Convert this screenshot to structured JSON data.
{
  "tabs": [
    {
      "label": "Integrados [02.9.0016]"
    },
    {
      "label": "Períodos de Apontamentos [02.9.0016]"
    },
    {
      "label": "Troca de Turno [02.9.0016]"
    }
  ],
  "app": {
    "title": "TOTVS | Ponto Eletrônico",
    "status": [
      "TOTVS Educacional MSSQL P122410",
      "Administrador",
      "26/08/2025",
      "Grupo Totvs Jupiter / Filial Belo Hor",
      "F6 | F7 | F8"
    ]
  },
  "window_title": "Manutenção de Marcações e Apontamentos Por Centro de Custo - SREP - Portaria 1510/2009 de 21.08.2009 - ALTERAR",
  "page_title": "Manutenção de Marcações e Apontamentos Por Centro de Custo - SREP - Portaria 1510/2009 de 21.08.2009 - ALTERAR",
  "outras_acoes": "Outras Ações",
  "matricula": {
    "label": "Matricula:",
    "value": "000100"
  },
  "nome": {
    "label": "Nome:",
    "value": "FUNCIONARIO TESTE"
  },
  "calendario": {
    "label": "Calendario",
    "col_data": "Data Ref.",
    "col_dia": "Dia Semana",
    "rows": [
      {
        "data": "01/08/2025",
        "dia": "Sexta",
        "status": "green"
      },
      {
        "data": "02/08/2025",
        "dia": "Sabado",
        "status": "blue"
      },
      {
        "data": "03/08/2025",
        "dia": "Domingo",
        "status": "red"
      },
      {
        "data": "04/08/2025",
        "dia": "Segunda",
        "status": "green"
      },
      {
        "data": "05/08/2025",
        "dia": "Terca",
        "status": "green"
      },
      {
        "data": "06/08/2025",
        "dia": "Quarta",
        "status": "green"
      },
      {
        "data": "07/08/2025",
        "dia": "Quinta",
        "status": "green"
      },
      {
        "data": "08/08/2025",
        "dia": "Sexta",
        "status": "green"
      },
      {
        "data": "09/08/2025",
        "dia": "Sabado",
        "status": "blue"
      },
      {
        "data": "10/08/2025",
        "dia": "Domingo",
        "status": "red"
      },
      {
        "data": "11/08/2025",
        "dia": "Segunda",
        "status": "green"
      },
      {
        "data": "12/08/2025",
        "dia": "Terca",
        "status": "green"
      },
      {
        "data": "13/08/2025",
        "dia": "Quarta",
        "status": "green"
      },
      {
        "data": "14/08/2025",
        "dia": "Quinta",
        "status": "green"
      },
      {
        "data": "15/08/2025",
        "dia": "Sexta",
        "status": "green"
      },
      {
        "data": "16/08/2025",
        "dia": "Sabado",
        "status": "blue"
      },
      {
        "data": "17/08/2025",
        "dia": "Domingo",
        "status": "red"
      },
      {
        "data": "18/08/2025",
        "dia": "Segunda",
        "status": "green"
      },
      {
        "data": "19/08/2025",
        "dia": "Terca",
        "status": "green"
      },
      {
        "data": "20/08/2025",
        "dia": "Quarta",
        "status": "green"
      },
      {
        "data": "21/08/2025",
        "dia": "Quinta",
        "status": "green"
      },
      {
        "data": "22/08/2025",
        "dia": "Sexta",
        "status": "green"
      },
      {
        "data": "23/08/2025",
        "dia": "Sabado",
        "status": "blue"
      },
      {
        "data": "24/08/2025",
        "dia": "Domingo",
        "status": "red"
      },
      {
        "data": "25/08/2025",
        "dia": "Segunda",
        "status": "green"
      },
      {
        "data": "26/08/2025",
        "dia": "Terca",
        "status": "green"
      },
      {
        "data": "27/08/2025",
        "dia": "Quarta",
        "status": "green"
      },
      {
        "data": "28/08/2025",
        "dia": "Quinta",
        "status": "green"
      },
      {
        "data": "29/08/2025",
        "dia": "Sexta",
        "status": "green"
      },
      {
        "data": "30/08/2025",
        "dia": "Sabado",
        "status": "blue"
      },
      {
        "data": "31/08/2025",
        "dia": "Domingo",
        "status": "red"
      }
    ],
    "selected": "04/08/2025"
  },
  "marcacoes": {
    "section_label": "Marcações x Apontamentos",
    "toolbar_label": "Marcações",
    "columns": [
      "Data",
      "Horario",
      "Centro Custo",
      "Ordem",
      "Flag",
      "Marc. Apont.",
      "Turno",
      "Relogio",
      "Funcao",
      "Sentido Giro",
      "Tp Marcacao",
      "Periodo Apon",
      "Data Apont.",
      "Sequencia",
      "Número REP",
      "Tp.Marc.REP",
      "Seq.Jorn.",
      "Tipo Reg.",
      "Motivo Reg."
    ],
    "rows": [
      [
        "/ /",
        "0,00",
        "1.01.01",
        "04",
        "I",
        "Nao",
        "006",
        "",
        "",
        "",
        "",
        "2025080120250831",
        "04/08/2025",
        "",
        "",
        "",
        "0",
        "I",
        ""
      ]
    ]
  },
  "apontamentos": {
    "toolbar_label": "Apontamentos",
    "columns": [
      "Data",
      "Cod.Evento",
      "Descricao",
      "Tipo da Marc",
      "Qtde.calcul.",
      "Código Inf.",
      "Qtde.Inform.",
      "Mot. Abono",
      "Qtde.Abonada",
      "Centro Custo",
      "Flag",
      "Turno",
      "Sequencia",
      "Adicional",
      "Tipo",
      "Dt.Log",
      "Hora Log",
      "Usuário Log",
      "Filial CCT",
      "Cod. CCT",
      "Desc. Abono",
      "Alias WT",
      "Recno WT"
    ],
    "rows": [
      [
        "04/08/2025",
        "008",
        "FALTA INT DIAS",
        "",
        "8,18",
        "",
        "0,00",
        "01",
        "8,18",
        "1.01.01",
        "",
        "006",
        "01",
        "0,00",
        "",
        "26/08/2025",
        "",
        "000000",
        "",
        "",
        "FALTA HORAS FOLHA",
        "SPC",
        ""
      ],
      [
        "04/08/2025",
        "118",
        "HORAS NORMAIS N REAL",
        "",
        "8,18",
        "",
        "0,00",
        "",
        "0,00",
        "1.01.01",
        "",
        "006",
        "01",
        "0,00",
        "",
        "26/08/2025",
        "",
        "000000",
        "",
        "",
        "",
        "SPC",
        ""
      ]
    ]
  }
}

GOAL OF THE EXERCISE:
Look above for lines with the word "Custo" and copy them all.

WRITTEN RESPONSE:
  "window_title": "Manutenção de Marcações e Apontamentos Por Centro de Custo - SREP - Portaria 1510/2009 de 21.08.2009 - ALTERAR",
  "page_title": "Manutenção de Marcações e Apontamentos Por Centro de Custo - SREP - Portaria 1510/2009 de 21.08.2009 - ALTERAR",
      "Centro Custo",
      "Centro Custo",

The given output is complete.